**About this task:**
The lines to be copied are those below that contain "flowers".
========================
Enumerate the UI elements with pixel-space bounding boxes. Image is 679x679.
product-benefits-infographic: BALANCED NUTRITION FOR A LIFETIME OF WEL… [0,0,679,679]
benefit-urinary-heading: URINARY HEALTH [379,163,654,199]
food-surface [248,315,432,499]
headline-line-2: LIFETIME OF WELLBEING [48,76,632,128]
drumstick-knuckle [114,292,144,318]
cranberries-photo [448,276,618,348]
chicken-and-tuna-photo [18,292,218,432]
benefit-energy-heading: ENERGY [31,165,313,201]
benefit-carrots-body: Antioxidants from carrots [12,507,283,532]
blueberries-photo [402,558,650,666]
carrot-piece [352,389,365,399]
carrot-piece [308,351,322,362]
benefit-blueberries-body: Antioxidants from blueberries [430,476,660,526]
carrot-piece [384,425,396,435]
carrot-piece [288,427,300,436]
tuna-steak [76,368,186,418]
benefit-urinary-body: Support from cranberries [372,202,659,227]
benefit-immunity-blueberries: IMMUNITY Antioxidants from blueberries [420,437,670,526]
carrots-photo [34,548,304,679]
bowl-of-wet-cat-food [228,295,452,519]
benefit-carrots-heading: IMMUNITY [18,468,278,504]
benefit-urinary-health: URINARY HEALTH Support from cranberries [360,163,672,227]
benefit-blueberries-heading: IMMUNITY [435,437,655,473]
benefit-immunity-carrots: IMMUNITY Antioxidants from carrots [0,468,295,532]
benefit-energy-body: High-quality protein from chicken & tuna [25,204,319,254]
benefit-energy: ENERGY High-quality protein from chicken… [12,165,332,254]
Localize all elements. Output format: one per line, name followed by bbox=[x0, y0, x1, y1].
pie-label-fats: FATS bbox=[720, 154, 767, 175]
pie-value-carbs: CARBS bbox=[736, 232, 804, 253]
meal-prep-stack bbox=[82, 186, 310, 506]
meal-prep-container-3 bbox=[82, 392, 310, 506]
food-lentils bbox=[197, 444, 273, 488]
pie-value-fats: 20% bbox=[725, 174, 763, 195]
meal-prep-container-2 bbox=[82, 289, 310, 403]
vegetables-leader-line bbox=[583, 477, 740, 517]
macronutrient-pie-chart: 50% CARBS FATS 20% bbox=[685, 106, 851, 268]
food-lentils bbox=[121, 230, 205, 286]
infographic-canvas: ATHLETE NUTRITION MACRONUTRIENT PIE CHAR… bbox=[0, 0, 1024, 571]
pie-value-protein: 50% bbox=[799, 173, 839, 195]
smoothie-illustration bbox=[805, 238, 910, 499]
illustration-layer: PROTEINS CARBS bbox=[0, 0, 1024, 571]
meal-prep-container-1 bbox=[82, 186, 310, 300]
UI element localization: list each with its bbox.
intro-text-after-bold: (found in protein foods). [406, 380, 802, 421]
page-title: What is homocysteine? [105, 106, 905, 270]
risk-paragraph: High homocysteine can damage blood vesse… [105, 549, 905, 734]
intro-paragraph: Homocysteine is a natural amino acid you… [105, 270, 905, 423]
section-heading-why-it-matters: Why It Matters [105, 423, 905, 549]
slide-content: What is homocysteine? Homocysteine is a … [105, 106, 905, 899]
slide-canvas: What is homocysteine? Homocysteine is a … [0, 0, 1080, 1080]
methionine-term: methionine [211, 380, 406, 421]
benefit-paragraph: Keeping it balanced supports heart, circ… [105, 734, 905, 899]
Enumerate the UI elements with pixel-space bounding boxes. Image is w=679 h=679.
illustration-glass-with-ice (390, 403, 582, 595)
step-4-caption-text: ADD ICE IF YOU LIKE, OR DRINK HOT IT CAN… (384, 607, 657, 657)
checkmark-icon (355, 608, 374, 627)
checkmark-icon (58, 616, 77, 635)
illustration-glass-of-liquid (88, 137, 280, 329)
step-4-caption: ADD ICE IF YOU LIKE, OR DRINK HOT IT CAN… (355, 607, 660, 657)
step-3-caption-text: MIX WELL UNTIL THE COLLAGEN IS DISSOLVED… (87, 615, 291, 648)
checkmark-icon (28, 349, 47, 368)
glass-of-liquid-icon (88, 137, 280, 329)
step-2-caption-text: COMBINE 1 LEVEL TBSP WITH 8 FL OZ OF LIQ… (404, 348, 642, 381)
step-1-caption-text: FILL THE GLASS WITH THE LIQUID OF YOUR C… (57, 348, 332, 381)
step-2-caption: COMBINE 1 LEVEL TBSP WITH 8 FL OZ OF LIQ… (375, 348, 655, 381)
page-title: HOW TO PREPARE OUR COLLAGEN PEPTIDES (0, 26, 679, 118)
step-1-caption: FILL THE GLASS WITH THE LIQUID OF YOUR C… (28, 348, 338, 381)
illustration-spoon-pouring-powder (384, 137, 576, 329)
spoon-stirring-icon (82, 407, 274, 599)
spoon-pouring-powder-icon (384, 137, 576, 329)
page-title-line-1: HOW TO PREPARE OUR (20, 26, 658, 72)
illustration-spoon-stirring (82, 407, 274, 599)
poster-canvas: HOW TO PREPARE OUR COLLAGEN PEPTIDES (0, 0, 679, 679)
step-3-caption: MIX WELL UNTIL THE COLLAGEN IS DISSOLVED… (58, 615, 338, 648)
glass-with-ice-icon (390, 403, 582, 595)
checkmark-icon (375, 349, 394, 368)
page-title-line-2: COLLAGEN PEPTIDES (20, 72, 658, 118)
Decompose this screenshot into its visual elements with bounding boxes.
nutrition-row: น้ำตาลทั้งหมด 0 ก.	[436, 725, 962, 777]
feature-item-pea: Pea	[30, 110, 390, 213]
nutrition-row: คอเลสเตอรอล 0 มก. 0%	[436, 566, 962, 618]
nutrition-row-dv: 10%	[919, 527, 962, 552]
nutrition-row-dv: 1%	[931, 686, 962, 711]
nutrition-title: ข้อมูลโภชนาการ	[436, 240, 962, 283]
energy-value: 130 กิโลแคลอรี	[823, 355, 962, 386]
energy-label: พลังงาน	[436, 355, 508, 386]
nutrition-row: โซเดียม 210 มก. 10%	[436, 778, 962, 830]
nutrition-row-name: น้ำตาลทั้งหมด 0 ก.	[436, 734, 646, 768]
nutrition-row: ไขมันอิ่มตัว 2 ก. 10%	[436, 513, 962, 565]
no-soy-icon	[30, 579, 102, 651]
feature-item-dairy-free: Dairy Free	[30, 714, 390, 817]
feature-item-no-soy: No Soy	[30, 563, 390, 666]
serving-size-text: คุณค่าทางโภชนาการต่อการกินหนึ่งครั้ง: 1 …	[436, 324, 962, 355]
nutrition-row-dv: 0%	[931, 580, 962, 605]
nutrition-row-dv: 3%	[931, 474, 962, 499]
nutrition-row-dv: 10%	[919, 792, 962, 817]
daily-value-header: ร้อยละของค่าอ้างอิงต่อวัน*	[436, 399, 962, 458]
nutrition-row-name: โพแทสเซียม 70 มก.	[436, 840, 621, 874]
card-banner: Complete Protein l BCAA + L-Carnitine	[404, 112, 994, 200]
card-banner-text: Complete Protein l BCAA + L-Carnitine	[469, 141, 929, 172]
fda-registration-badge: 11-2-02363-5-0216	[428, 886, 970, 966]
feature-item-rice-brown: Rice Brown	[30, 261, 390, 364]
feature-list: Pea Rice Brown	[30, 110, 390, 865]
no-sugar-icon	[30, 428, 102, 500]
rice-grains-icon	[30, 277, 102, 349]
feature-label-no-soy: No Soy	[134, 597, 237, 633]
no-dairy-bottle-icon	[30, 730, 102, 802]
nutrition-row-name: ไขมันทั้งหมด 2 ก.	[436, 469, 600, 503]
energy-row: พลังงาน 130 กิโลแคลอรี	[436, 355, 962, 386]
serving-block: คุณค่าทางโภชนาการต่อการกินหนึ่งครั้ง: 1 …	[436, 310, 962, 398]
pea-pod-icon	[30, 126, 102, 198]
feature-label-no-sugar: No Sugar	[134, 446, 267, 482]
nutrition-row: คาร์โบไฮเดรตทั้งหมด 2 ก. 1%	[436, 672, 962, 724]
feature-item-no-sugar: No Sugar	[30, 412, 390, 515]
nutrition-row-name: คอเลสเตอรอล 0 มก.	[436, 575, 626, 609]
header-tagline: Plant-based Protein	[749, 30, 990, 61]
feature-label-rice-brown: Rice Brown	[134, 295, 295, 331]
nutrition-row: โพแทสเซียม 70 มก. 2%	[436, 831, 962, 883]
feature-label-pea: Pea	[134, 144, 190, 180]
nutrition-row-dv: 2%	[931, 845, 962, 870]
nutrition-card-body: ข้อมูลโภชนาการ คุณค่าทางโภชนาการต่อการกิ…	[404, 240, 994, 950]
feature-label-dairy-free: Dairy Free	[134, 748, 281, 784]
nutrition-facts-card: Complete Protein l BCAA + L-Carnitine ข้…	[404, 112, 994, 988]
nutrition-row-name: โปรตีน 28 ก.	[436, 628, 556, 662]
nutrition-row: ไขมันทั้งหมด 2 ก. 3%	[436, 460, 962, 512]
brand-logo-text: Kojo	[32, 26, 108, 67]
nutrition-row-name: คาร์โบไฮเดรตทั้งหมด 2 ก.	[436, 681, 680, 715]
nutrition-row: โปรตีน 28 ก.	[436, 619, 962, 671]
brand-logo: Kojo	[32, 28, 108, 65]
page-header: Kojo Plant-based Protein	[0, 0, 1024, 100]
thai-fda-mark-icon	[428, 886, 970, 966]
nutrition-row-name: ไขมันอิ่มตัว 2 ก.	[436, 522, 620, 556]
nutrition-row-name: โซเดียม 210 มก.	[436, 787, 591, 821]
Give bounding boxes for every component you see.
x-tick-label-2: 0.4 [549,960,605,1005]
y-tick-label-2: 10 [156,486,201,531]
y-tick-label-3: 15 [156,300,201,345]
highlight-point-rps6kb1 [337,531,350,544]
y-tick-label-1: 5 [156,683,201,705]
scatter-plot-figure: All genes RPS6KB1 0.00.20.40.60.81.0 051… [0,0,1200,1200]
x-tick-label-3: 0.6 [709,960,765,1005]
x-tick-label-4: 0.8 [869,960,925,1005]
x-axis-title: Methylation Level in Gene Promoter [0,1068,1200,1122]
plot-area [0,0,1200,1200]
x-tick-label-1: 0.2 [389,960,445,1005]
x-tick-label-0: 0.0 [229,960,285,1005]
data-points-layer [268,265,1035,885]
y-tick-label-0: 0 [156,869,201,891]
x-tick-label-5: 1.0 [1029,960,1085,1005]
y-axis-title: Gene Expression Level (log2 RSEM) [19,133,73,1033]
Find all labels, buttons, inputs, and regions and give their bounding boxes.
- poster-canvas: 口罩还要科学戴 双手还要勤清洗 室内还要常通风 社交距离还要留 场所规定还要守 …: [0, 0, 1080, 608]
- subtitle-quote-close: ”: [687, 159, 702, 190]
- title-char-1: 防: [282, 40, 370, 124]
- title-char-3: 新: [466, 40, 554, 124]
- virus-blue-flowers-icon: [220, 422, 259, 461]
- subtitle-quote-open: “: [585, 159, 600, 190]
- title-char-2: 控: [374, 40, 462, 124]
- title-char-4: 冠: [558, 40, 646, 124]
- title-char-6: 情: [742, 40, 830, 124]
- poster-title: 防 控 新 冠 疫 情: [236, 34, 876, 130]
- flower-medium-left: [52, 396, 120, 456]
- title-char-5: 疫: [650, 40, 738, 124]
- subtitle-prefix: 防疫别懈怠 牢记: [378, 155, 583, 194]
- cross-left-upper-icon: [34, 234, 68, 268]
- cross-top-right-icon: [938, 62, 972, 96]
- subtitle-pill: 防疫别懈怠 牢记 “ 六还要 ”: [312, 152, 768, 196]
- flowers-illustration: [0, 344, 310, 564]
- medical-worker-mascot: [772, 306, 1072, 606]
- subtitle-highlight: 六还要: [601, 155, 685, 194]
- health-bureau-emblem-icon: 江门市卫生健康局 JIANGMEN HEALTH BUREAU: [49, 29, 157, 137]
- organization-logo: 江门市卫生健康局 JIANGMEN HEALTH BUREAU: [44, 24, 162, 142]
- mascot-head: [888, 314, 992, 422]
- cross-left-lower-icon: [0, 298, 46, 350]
========================
**Response:**
- virus-blue-flowers-icon: [220, 422, 259, 461]
- flowers-illustration: [0, 344, 310, 564]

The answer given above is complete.